# Start of Extracted records

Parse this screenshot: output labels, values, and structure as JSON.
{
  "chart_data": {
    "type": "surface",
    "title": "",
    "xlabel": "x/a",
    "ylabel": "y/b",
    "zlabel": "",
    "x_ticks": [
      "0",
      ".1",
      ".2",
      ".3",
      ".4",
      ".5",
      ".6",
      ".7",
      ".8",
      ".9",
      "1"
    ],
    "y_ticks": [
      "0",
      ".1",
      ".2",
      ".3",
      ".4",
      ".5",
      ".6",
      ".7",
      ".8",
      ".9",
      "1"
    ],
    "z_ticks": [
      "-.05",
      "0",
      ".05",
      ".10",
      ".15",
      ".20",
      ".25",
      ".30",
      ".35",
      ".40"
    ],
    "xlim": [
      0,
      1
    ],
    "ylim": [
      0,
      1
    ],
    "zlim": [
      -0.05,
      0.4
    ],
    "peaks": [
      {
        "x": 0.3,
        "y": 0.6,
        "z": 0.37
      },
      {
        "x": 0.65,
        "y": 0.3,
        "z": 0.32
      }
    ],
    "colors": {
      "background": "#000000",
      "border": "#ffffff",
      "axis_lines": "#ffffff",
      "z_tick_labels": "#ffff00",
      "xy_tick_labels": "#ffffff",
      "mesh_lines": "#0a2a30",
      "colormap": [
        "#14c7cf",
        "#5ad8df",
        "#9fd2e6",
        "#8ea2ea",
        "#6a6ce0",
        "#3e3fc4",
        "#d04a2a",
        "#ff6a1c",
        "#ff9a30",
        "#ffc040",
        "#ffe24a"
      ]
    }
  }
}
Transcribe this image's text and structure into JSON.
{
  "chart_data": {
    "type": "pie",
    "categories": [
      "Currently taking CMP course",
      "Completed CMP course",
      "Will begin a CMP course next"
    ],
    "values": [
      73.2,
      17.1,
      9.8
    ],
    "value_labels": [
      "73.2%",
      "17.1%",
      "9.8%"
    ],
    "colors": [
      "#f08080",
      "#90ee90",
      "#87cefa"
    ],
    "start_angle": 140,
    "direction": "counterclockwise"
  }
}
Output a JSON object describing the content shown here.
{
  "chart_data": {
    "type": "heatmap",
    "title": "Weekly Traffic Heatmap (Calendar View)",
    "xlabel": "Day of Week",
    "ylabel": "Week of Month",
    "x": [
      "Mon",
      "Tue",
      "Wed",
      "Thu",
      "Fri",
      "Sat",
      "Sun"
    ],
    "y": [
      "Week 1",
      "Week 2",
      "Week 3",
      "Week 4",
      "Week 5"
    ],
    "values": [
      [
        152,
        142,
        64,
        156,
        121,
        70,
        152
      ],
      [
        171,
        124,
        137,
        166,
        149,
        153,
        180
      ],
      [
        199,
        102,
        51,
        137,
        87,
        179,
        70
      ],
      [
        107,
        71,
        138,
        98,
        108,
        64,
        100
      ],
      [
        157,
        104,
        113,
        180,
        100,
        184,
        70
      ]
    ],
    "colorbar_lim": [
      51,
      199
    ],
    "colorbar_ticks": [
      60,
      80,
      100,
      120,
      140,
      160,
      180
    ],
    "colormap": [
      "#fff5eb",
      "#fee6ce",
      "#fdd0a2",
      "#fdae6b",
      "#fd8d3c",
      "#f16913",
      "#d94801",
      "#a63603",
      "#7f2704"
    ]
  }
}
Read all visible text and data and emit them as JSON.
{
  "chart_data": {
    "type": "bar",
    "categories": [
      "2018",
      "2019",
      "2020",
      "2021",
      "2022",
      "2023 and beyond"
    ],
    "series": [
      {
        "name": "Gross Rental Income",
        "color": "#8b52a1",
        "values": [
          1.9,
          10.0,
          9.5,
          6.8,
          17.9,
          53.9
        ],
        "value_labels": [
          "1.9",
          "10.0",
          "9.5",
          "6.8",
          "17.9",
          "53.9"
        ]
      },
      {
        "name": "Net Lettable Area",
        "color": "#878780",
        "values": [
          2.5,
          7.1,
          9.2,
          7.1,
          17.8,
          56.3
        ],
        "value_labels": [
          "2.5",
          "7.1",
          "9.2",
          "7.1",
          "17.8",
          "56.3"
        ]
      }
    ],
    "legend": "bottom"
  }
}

# End of Extracted records

Given task:
Take the line in which "Read all visible" occurs and each subsequent line through the end; give these lines again without alteration.

Exercise answer:
Read all visible text and data and emit them as JSON.
{
  "chart_data": {
    "type": "bar",
    "categories": [
      "2018",
      "2019",
      "2020",
      "2021",
      "2022",
      "2023 and beyond"
    ],
    "series": [
      {
        "name": "Gross Rental Income",
        "color": "#8b52a1",
        "values": [
          1.9,
          10.0,
          9.5,
          6.8,
          17.9,
          53.9
        ],
        "value_labels": [
          "1.9",
          "10.0",
          "9.5",
          "6.8",
          "17.9",
          "53.9"
        ]
      },
      {
        "name": "Net Lettable Area",
        "color": "#878780",
        "values": [
          2.5,
          7.1,
          9.2,
          7.1,
          17.8,
          56.3
        ],
        "value_labels": [
          "2.5",
          "7.1",
          "9.2",
          "7.1",
          "17.8",
          "56.3"
        ]
      }
    ],
    "legend": "bottom"
  }
}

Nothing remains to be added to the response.